Data items:
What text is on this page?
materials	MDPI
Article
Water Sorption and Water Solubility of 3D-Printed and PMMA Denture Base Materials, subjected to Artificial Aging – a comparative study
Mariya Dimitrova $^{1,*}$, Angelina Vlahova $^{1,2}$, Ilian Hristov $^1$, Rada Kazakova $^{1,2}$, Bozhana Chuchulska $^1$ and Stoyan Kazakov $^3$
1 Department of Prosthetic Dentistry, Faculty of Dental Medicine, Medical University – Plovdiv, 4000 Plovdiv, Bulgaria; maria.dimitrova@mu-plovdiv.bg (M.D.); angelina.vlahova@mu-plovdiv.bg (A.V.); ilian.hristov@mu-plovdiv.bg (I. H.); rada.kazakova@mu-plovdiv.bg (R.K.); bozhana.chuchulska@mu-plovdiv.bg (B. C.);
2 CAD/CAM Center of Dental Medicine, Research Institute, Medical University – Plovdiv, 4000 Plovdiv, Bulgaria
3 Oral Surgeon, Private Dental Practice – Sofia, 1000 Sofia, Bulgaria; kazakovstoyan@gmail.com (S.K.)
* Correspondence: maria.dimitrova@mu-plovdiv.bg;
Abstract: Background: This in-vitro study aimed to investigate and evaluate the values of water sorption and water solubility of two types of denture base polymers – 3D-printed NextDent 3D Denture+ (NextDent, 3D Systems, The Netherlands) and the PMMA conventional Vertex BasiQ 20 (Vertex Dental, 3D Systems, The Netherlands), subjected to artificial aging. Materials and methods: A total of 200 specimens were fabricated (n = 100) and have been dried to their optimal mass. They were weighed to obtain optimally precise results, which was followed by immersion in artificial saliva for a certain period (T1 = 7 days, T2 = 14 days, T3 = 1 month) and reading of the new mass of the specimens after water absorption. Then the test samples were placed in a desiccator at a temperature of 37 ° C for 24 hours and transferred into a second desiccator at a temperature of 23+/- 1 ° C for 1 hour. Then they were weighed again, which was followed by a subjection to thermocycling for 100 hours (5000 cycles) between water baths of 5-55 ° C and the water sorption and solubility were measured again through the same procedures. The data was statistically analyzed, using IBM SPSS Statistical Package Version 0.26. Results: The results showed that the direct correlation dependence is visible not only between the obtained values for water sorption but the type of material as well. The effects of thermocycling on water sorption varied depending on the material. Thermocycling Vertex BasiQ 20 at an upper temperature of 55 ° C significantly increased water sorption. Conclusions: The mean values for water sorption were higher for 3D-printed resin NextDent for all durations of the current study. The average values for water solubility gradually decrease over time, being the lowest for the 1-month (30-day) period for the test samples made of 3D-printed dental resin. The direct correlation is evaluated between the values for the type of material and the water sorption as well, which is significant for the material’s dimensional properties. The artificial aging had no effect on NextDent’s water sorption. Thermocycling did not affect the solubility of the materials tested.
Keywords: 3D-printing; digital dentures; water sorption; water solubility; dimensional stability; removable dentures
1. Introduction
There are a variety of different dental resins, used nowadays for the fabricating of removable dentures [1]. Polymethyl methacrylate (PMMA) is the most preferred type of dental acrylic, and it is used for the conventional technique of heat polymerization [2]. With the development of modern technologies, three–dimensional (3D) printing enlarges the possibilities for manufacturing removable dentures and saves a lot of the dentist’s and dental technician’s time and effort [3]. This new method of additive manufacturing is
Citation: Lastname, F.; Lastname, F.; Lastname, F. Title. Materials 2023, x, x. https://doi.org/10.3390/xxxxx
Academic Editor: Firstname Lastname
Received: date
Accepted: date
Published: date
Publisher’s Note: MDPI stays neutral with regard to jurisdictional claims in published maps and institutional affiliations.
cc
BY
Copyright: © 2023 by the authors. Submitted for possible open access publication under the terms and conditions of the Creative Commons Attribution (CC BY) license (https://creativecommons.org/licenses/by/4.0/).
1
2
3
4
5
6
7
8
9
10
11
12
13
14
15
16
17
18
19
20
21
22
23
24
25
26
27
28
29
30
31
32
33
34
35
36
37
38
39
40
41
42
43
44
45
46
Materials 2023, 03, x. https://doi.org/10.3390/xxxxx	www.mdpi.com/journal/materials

▶ **Instructions to follow**
All of the data needs to be printed once more, exactly.

▶ **The result**
What text is on this page?
materials	MDPI
Article
Water Sorption and Water Solubility of 3D-Printed and PMMA Denture Base Materials, subjected to Artificial Aging – a comparative study
Mariya Dimitrova $^{1,*}$, Angelina Vlahova $^{1,2}$, Ilian Hristov $^1$, Rada Kazakova $^{1,2}$, Bozhana Chuchulska $^1$ and Stoyan Kazakov $^3$
1 Department of Prosthetic Dentistry, Faculty of Dental Medicine, Medical University – Plovdiv, 4000 Plovdiv, Bulgaria; maria.dimitrova@mu-plovdiv.bg (M.D.); angelina.vlahova@mu-plovdiv.bg (A.V.); ilian.hristov@mu-plovdiv.bg (I. H.); rada.kazakova@mu-plovdiv.bg (R.K.); bozhana.chuchulska@mu-plovdiv.bg (B. C.);
2 CAD/CAM Center of Dental Medicine, Research Institute, Medical University – Plovdiv, 4000 Plovdiv, Bulgaria
3 Oral Surgeon, Private Dental Practice – Sofia, 1000 Sofia, Bulgaria; kazakovstoyan@gmail.com (S.K.)
* Correspondence: maria.dimitrova@mu-plovdiv.bg;
Abstract: Background: This in-vitro study aimed to investigate and evaluate the values of water sorption and water solubility of two types of denture base polymers – 3D-printed NextDent 3D Denture+ (NextDent, 3D Systems, The Netherlands) and the PMMA conventional Vertex BasiQ 20 (Vertex Dental, 3D Systems, The Netherlands), subjected to artificial aging. Materials and methods: A total of 200 specimens were fabricated (n = 100) and have been dried to their optimal mass. They were weighed to obtain optimally precise results, which was followed by immersion in artificial saliva for a certain period (T1 = 7 days, T2 = 14 days, T3 = 1 month) and reading of the new mass of the specimens after water absorption. Then the test samples were placed in a desiccator at a temperature of 37 ° C for 24 hours and transferred into a second desiccator at a temperature of 23+/- 1 ° C for 1 hour. Then they were weighed again, which was followed by a subjection to thermocycling for 100 hours (5000 cycles) between water baths of 5-55 ° C and the water sorption and solubility were measured again through the same procedures. The data was statistically analyzed, using IBM SPSS Statistical Package Version 0.26. Results: The results showed that the direct correlation dependence is visible not only between the obtained values for water sorption but the type of material as well. The effects of thermocycling on water sorption varied depending on the material. Thermocycling Vertex BasiQ 20 at an upper temperature of 55 ° C significantly increased water sorption. Conclusions: The mean values for water sorption were higher for 3D-printed resin NextDent for all durations of the current study. The average values for water solubility gradually decrease over time, being the lowest for the 1-month (30-day) period for the test samples made of 3D-printed dental resin. The direct correlation is evaluated between the values for the type of material and the water sorption as well, which is significant for the material’s dimensional properties. The artificial aging had no effect on NextDent’s water sorption. Thermocycling did not affect the solubility of the materials tested.
Keywords: 3D-printing; digital dentures; water sorption; water solubility; dimensional stability; removable dentures
1. Introduction
There are a variety of different dental resins, used nowadays for the fabricating of removable dentures [1]. Polymethyl methacrylate (PMMA) is the most preferred type of dental acrylic, and it is used for the conventional technique of heat polymerization [2]. With the development of modern technologies, three–dimensional (3D) printing enlarges the possibilities for manufacturing removable dentures and saves a lot of the dentist’s and dental technician’s time and effort [3]. This new method of additive manufacturing is
Citation: Lastname, F.; Lastname, F.; Lastname, F. Title. Materials 2023, x, x. https://doi.org/10.3390/xxxxx
Academic Editor: Firstname Lastname
Received: date
Accepted: date
Published: date
Publisher’s Note: MDPI stays neutral with regard to jurisdictional claims in published maps and institutional affiliations.
cc
BY
Copyright: © 2023 by the authors. Submitted for possible open access publication under the terms and conditions of the Creative Commons Attribution (CC BY) license (https://creativecommons.org/licenses/by/4.0/).
1
2
3
4
5
6
7
8
9
10
11
12
13
14
15
16
17
18
19
20
21
22
23
24
25
26
27
28
29
30
31
32
33
34
35
36
37
38
39
40
41
42
43
44
45
46
Materials 2023, 03, x. https://doi.org/10.3390/xxxxx	www.mdpi.com/journal/materials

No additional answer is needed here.